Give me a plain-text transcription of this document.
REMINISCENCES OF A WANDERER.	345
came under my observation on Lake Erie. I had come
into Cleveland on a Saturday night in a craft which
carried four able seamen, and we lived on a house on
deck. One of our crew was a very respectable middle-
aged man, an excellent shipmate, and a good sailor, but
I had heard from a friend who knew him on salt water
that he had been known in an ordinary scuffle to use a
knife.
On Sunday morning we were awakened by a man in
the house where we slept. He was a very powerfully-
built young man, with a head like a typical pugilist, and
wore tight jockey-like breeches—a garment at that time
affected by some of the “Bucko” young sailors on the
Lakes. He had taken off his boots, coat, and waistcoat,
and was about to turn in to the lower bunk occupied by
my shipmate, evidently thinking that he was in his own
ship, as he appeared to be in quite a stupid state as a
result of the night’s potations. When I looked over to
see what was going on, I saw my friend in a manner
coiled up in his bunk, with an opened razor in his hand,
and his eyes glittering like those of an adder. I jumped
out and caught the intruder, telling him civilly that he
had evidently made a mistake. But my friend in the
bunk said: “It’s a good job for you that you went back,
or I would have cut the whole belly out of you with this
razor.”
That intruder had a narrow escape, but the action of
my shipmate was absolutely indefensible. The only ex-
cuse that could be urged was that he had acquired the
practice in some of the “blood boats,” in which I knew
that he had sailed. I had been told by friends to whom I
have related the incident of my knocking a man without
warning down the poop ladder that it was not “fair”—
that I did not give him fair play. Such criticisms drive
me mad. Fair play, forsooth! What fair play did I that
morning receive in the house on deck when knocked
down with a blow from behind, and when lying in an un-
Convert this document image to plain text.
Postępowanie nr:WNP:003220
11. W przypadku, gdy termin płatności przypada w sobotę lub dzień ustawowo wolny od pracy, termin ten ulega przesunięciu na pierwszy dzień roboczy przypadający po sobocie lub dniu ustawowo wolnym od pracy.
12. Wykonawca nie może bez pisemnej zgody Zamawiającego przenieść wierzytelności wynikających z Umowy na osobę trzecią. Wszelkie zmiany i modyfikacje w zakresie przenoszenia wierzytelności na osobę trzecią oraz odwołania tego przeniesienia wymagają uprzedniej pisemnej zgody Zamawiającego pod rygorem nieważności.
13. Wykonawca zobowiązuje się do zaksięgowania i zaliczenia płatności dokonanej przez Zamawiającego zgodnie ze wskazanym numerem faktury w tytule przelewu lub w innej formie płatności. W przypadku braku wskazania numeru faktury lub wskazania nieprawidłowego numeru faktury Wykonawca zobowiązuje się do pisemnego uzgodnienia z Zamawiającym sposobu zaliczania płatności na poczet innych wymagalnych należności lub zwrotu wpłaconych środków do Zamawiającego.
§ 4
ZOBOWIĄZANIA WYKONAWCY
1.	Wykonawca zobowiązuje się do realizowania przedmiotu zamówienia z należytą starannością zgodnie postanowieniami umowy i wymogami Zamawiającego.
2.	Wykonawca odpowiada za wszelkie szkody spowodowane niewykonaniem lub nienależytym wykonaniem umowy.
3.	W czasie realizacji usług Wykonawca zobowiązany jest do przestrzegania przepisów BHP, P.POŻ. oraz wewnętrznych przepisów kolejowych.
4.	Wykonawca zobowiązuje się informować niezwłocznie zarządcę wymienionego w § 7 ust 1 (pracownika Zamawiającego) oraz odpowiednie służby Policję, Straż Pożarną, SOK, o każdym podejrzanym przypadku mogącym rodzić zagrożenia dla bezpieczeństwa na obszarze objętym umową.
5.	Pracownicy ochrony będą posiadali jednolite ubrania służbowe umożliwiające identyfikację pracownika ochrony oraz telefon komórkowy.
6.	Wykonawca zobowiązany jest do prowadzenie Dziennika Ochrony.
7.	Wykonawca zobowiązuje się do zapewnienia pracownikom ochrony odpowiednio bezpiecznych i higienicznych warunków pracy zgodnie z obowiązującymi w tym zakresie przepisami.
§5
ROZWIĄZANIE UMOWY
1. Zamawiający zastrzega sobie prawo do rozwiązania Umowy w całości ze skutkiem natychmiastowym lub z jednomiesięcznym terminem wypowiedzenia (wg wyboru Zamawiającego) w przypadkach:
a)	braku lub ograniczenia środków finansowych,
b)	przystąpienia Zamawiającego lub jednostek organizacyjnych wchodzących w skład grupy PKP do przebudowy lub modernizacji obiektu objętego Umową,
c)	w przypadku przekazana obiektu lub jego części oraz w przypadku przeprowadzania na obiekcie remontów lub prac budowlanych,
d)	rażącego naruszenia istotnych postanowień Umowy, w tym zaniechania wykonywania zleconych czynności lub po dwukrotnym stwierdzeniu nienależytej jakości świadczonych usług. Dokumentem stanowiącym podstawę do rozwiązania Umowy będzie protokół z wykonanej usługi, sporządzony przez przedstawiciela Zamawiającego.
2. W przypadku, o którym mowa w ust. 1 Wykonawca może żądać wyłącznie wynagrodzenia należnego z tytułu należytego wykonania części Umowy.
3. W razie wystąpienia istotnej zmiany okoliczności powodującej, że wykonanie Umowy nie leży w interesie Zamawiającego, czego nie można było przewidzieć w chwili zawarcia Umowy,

=======

# WHAT THE TASK ASKS:
Find all lines where the word "zmiany" appears. Copy them.

# THE COMPLETED TASK:
12. Wykonawca nie może bez pisemnej zgody Zamawiającego przenieść wierzytelności wynikających z Umowy na osobę trzecią. Wszelkie zmiany i modyfikacje w zakresie przenoszenia wierzytelności na osobę trzecią oraz odwołania tego przeniesienia wymagają uprzedniej pisemnej zgody Zamawiającego pod rygorem nieważności.
3. W razie wystąpienia istotnej zmiany okoliczności powodującej, że wykonanie Umowy nie leży w interesie Zamawiającego, czego nie można było przewidzieć w chwili zawarcia Umowy,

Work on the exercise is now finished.